Work to be completed: Reproduce every line of the listing as written, apart from the pictures.

________________________________________

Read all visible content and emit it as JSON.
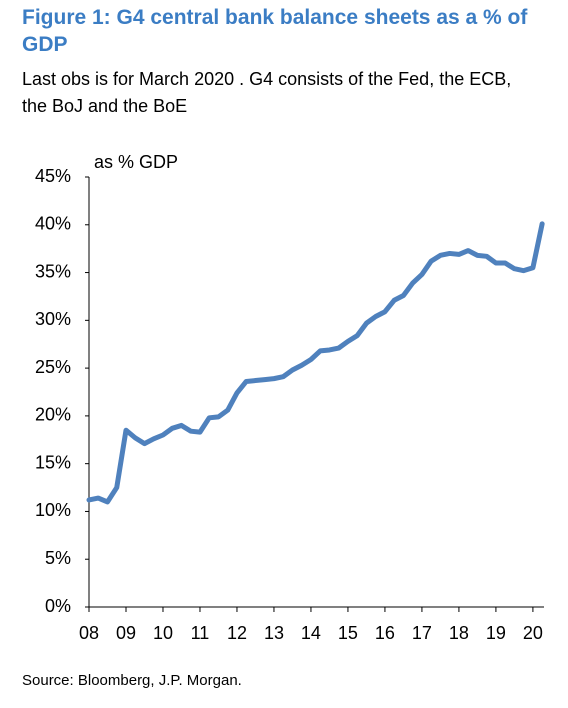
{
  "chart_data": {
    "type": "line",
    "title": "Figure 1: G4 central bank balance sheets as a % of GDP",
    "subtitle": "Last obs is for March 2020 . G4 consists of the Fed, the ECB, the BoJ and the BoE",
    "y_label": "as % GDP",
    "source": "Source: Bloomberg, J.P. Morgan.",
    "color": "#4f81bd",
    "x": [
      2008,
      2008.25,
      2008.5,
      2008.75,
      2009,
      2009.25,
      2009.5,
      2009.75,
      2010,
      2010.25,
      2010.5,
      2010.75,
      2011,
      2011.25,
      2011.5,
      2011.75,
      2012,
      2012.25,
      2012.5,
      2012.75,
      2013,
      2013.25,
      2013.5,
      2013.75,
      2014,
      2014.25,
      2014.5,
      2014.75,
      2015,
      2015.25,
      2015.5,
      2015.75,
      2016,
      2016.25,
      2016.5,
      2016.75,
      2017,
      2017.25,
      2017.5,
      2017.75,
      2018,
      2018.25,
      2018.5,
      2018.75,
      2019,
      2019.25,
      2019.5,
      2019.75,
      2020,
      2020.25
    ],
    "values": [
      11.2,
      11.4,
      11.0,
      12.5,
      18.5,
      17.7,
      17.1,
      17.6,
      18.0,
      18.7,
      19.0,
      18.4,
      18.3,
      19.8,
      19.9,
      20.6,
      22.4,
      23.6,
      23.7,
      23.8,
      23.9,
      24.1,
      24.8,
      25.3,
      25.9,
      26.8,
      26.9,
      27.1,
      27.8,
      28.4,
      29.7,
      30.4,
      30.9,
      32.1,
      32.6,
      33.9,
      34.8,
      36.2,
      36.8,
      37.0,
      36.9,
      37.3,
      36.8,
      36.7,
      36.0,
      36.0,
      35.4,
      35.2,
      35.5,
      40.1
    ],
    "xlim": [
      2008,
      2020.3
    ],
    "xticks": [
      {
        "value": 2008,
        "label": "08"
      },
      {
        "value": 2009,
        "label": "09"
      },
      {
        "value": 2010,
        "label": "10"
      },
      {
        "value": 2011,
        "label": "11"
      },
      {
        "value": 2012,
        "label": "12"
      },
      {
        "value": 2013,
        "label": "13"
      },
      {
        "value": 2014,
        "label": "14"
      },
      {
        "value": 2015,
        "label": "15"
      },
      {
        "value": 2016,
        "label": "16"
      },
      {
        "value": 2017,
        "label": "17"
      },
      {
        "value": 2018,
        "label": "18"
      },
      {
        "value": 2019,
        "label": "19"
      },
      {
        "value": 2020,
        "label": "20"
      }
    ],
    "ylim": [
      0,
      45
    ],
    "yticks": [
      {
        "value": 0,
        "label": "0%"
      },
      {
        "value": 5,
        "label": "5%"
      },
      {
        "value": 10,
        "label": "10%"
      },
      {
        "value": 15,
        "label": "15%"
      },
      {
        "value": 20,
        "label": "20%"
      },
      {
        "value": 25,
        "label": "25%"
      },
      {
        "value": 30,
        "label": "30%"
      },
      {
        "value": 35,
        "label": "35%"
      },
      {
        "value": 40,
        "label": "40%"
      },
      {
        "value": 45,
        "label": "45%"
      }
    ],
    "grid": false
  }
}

________________________________________

Solution to the exercise:
Read all visible content and emit it as JSON.
{
  "chart_data": {
    "type": "line",
    "title": "Figure 1: G4 central bank balance sheets as a % of GDP",
    "subtitle": "Last obs is for March 2020 . G4 consists of the Fed, the ECB, the BoJ and the BoE",
    "y_label": "as % GDP",
    "source": "Source: Bloomberg, J.P. Morgan.",
    "color": "#4f81bd",
    "x": [
      2008,
      2008.25,
      2008.5,
      2008.75,
      2009,
      2009.25,
      2009.5,
      2009.75,
      2010,
      2010.25,
      2010.5,
      2010.75,
      2011,
      2011.25,
      2011.5,
      2011.75,
      2012,
      2012.25,
      2012.5,
      2012.75,
      2013,
      2013.25,
      2013.5,
      2013.75,
      2014,
      2014.25,
      2014.5,
      2014.75,
      2015,
      2015.25,
      2015.5,
      2015.75,
      2016,
      2016.25,
      2016.5,
      2016.75,
      2017,
      2017.25,
      2017.5,
      2017.75,
      2018,
      2018.25,
      2018.5,
      2018.75,
      2019,
      2019.25,
      2019.5,
      2019.75,
      2020,
      2020.25
    ],
    "values": [
      11.2,
      11.4,
      11.0,
      12.5,
      18.5,
      17.7,
      17.1,
      17.6,
      18.0,
      18.7,
      19.0,
      18.4,
      18.3,
      19.8,
      19.9,
      20.6,
      22.4,
      23.6,
      23.7,
      23.8,
      23.9,
      24.1,
      24.8,
      25.3,
      25.9,
      26.8,
      26.9,
      27.1,
      27.8,
      28.4,
      29.7,
      30.4,
      30.9,
      32.1,
      32.6,
      33.9,
      34.8,
      36.2,
      36.8,
      37.0,
      36.9,
      37.3,
      36.8,
      36.7,
      36.0,
      36.0,
      35.4,
      35.2,
      35.5,
      40.1
    ],
    "xlim": [
      2008,
      2020.3
    ],
    "xticks": [
      {
        "value": 2008,
        "label": "08"
      },
      {
        "value": 2009,
        "label": "09"
      },
      {
        "value": 2010,
        "label": "10"
      },
      {
        "value": 2011,
        "label": "11"
      },
      {
        "value": 2012,
        "label": "12"
      },
      {
        "value": 2013,
        "label": "13"
      },
      {
        "value": 2014,
        "label": "14"
      },
      {
        "value": 2015,
        "label": "15"
      },
      {
        "value": 2016,
        "label": "16"
      },
      {
        "value": 2017,
        "label": "17"
      },
      {
        "value": 2018,
        "label": "18"
      },
      {
        "value": 2019,
        "label": "19"
      },
      {
        "value": 2020,
        "label": "20"
      }
    ],
    "ylim": [
      0,
      45
    ],
    "yticks": [
      {
        "value": 0,
        "label": "0%"
      },
      {
        "value": 5,
        "label": "5%"
      },
      {
        "value": 10,
        "label": "10%"
      },
      {
        "value": 15,
        "label": "15%"
      },
      {
        "value": 20,
        "label": "20%"
      },
      {
        "value": 25,
        "label": "25%"
      },
      {
        "value": 30,
        "label": "30%"
      },
      {
        "value": 35,
        "label": "35%"
      },
      {
        "value": 40,
        "label": "40%"
      },
      {
        "value": 45,
        "label": "45%"
      }
    ],
    "grid": false
  }
}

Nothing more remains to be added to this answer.